Could you repeat the records below exactly, leaving out any pictures?

— start —

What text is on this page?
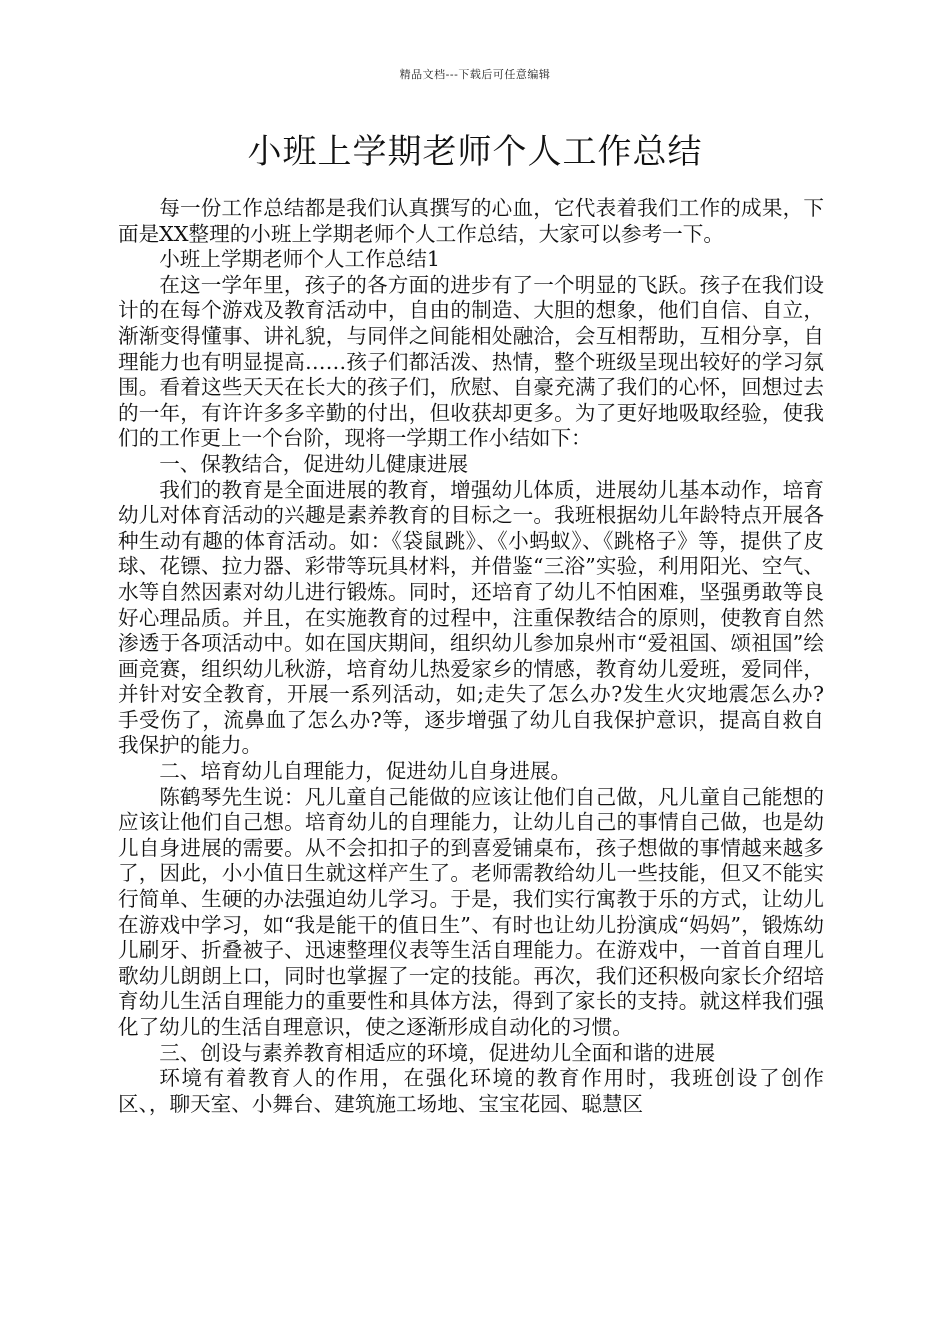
精品文档---下载后可任意编辑
小班上学期老师个人工作总结

每一份工作总结都是我们认真撰写的心血，它代表着我们工作的成果，下面是XX整理的小班上学期老师个人工作总结，大家可以参考一下。

小班上学期老师个人工作总结1

在这一学年里，孩子的各方面的进步有了一个明显的飞跃。孩子在我们设计的在每个游戏及教育活动中，自由的制造、大胆的想象，他们自信、自立，渐渐变得懂事、讲礼貌，与同伴之间能相处融洽，会互相帮助，互相分享，自理能力也有明显提高……孩子们都活泼、热情，整个班级呈现出较好的学习氛围。看着这些天天在长大的孩子们，欣慰、自豪充满了我们的心怀，回想过去的一年，有许许多多辛勤的付出，但收获却更多。为了更好地吸取经验，使我们的工作更上一个台阶，现将一学期工作小结如下：

一、保教结合，促进幼儿健康进展

我们的教育是全面进展的教育，增强幼儿体质，进展幼儿基本动作，培育幼儿对体育活动的兴趣是素养教育的目标之一。我班根据幼儿年龄特点开展各种生动有趣的体育活动。如：《袋鼠跳》、《小蚂蚁》、《跳格子》等，提供了皮球、花镖、拉力器、彩带等玩具材料，并借鉴“三浴”实验，利用阳光、空气、水等自然因素对幼儿进行锻炼。同时，还培育了幼儿不怕困难，坚强勇敢等良好心理品质。并且，在实施教育的过程中，注重保教结合的原则，使教育自然渗透于各项活动中。如在国庆期间，组织幼儿参加泉州市“爱祖国、颂祖国”绘画竞赛，组织幼儿秋游，培育幼儿热爱家乡的情感，教育幼儿爱班，爱同伴，并针对安全教育，开展一系列活动，如;走失了怎么办?发生火灾地震怎么办?手受伤了，流鼻血了怎么办?等，逐步增强了幼儿自我保护意识，提高自救自我保护的能力。

二、培育幼儿自理能力，促进幼儿自身进展。

陈鹤琴先生说：凡儿童自己能做的应该让他们自己做，凡儿童自己能想的应该让他们自己想。培育幼儿的自理能力，让幼儿自己的事情自己做，也是幼儿自身进展的需要。从不会扣扣子的到喜爱铺桌布，孩子想做的事情越来越多了，因此，小小值日生就这样产生了。老师需教给幼儿一些技能，但又不能实行简单、生硬的办法强迫幼儿学习。于是，我们实行寓教于乐的方式，让幼儿在游戏中学习，如“我是能干的值日生”、有时也让幼儿扮演成“妈妈”，锻炼幼儿刷牙、折叠被子、迅速整理仪表等生活自理能力。在游戏中，一首首自理儿歌幼儿朗朗上口，同时也掌握了一定的技能。再次，我们还积极向家长介绍培育幼儿生活自理能力的重要性和具体方法，得到了家长的支持。就这样我们强化了幼儿的生活自理意识，使之逐渐形成自动化的习惯。

三、创设与素养教育相适应的环境，促进幼儿全面和谐的进展

环境有着教育人的作用，在强化环境的教育作用时，我班创设了创作区、，聊天室、小舞台、建筑施工场地、宝宝花园、聪慧区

— end —

(EXERCISE RESPONSE):
What text is on this page?
精品文档---下载后可任意编辑
小班上学期老师个人工作总结

每一份工作总结都是我们认真撰写的心血，它代表着我们工作的成果，下面是XX整理的小班上学期老师个人工作总结，大家可以参考一下。

小班上学期老师个人工作总结1

在这一学年里，孩子的各方面的进步有了一个明显的飞跃。孩子在我们设计的在每个游戏及教育活动中，自由的制造、大胆的想象，他们自信、自立，渐渐变得懂事、讲礼貌，与同伴之间能相处融洽，会互相帮助，互相分享，自理能力也有明显提高……孩子们都活泼、热情，整个班级呈现出较好的学习氛围。看着这些天天在长大的孩子们，欣慰、自豪充满了我们的心怀，回想过去的一年，有许许多多辛勤的付出，但收获却更多。为了更好地吸取经验，使我们的工作更上一个台阶，现将一学期工作小结如下：

一、保教结合，促进幼儿健康进展

我们的教育是全面进展的教育，增强幼儿体质，进展幼儿基本动作，培育幼儿对体育活动的兴趣是素养教育的目标之一。我班根据幼儿年龄特点开展各种生动有趣的体育活动。如：《袋鼠跳》、《小蚂蚁》、《跳格子》等，提供了皮球、花镖、拉力器、彩带等玩具材料，并借鉴“三浴”实验，利用阳光、空气、水等自然因素对幼儿进行锻炼。同时，还培育了幼儿不怕困难，坚强勇敢等良好心理品质。并且，在实施教育的过程中，注重保教结合的原则，使教育自然渗透于各项活动中。如在国庆期间，组织幼儿参加泉州市“爱祖国、颂祖国”绘画竞赛，组织幼儿秋游，培育幼儿热爱家乡的情感，教育幼儿爱班，爱同伴，并针对安全教育，开展一系列活动，如;走失了怎么办?发生火灾地震怎么办?手受伤了，流鼻血了怎么办?等，逐步增强了幼儿自我保护意识，提高自救自我保护的能力。

二、培育幼儿自理能力，促进幼儿自身进展。

陈鹤琴先生说：凡儿童自己能做的应该让他们自己做，凡儿童自己能想的应该让他们自己想。培育幼儿的自理能力，让幼儿自己的事情自己做，也是幼儿自身进展的需要。从不会扣扣子的到喜爱铺桌布，孩子想做的事情越来越多了，因此，小小值日生就这样产生了。老师需教给幼儿一些技能，但又不能实行简单、生硬的办法强迫幼儿学习。于是，我们实行寓教于乐的方式，让幼儿在游戏中学习，如“我是能干的值日生”、有时也让幼儿扮演成“妈妈”，锻炼幼儿刷牙、折叠被子、迅速整理仪表等生活自理能力。在游戏中，一首首自理儿歌幼儿朗朗上口，同时也掌握了一定的技能。再次，我们还积极向家长介绍培育幼儿生活自理能力的重要性和具体方法，得到了家长的支持。就这样我们强化了幼儿的生活自理意识，使之逐渐形成自动化的习惯。

三、创设与素养教育相适应的环境，促进幼儿全面和谐的进展

环境有着教育人的作用，在强化环境的教育作用时，我班创设了创作区、，聊天室、小舞台、建筑施工场地、宝宝花园、聪慧区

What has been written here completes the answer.